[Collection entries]
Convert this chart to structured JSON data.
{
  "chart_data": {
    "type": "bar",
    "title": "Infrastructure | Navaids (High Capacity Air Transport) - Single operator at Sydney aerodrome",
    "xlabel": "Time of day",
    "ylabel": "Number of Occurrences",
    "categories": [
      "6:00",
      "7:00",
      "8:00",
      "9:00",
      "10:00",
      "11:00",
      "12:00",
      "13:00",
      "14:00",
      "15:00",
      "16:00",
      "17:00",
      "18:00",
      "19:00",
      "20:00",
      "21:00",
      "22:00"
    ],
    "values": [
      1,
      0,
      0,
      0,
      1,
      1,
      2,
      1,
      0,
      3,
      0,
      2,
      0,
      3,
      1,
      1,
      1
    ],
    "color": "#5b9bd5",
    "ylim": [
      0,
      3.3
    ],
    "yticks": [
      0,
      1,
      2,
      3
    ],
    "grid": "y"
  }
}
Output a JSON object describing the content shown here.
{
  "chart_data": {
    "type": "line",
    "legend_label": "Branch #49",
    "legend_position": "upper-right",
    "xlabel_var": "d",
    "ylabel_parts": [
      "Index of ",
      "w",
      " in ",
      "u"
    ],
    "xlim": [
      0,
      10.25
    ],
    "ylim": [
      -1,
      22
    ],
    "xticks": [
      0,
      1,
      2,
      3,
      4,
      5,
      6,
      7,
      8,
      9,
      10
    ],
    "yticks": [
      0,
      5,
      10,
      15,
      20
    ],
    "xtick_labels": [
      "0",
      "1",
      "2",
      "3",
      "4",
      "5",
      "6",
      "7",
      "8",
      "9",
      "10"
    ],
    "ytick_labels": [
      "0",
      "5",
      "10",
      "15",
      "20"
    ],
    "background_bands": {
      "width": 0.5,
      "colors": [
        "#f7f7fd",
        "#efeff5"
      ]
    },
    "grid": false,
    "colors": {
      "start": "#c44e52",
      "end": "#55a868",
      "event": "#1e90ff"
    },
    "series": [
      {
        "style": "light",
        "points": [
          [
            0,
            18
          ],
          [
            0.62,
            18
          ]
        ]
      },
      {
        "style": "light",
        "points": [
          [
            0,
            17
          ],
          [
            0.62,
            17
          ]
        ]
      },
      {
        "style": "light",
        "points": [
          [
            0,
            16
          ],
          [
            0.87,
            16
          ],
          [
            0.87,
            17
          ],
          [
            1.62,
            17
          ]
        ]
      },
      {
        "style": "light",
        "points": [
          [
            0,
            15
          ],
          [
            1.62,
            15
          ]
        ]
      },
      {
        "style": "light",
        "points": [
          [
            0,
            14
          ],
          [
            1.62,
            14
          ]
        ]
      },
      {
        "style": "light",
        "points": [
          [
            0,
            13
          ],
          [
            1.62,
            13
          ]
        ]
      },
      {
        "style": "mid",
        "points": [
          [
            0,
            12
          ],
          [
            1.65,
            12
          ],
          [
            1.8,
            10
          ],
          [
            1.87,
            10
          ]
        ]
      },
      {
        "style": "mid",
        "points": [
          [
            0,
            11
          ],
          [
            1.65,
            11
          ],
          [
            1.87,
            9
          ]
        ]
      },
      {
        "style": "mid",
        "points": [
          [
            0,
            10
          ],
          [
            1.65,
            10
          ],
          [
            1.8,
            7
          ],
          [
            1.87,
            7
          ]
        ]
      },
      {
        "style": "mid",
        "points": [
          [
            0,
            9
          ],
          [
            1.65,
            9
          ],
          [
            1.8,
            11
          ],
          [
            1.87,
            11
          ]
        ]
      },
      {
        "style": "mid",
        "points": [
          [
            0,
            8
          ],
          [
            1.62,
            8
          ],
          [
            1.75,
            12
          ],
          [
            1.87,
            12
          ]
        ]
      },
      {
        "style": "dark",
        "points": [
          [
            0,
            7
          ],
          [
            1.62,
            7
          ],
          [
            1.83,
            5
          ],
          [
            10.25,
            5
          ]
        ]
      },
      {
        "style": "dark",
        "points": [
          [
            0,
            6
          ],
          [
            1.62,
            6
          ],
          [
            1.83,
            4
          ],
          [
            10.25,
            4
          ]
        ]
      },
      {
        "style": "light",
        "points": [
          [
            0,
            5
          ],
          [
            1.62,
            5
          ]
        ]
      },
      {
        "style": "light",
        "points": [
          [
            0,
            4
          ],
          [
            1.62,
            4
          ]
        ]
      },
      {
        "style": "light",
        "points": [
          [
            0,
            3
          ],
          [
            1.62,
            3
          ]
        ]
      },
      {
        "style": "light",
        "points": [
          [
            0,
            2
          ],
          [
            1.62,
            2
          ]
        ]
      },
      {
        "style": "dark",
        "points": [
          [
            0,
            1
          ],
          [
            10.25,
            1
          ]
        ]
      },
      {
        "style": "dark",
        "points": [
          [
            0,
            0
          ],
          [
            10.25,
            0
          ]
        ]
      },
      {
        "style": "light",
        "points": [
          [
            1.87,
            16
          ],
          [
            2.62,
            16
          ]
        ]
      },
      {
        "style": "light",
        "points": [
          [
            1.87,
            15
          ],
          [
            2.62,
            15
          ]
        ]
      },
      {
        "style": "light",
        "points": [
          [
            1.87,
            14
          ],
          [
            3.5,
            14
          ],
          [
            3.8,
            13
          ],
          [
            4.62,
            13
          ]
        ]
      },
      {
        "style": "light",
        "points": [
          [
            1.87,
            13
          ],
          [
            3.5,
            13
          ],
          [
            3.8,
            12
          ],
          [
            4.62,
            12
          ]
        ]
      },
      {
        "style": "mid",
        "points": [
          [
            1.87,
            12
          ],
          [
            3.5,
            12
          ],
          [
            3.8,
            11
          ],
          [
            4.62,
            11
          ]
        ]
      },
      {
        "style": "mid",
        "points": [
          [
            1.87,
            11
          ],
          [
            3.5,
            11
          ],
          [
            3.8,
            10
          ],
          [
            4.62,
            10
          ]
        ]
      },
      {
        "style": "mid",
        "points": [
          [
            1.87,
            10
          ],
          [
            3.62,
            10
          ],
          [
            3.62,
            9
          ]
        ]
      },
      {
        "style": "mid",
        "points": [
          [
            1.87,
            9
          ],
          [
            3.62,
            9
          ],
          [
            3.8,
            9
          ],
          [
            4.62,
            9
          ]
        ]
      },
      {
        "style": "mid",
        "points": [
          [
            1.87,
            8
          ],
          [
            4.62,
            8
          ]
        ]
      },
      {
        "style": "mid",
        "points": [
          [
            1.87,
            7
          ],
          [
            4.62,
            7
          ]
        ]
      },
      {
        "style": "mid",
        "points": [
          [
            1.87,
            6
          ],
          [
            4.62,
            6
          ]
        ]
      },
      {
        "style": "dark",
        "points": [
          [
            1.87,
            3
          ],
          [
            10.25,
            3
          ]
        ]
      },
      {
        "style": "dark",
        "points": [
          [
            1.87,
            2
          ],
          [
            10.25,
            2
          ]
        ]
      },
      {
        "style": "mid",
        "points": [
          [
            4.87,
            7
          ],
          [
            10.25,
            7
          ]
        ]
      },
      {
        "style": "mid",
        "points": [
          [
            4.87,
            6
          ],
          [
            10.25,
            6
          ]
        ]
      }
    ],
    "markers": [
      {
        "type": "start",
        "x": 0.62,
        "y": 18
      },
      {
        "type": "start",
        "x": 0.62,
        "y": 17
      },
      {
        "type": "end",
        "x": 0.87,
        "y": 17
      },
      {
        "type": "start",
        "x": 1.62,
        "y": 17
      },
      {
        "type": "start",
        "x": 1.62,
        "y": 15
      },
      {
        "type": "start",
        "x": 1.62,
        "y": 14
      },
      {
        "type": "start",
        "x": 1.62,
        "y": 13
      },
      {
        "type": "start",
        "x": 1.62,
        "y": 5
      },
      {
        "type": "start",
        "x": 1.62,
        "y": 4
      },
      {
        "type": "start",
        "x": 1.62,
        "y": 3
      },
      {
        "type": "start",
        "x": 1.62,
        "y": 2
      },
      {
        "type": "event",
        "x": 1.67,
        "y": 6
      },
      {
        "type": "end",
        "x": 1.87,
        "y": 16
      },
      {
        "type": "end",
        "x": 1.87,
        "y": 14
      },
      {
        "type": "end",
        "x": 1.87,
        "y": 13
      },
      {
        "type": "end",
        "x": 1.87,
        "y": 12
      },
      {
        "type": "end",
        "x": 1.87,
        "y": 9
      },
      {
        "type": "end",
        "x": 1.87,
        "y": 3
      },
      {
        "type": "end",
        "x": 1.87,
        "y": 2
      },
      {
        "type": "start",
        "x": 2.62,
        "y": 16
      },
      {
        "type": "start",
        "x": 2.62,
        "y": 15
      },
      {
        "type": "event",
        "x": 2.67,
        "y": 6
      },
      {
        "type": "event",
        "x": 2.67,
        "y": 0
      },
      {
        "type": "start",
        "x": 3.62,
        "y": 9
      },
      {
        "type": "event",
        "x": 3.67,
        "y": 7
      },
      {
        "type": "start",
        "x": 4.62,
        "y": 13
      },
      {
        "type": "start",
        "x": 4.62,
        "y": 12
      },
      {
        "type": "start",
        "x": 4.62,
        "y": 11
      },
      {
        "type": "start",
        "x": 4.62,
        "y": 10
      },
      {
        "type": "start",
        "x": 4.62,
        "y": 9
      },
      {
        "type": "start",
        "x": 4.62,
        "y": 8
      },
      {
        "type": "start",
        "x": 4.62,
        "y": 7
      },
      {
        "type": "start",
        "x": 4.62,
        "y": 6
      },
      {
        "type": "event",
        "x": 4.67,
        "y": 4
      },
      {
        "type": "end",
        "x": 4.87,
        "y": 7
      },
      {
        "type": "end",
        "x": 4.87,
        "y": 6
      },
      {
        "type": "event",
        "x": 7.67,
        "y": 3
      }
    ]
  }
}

CHALLENGE: Extract every line containing the string "JSON" from the data above.

WRITTEN RESPONSE:
Convert this chart to structured JSON data.
Output a JSON object describing the content shown here.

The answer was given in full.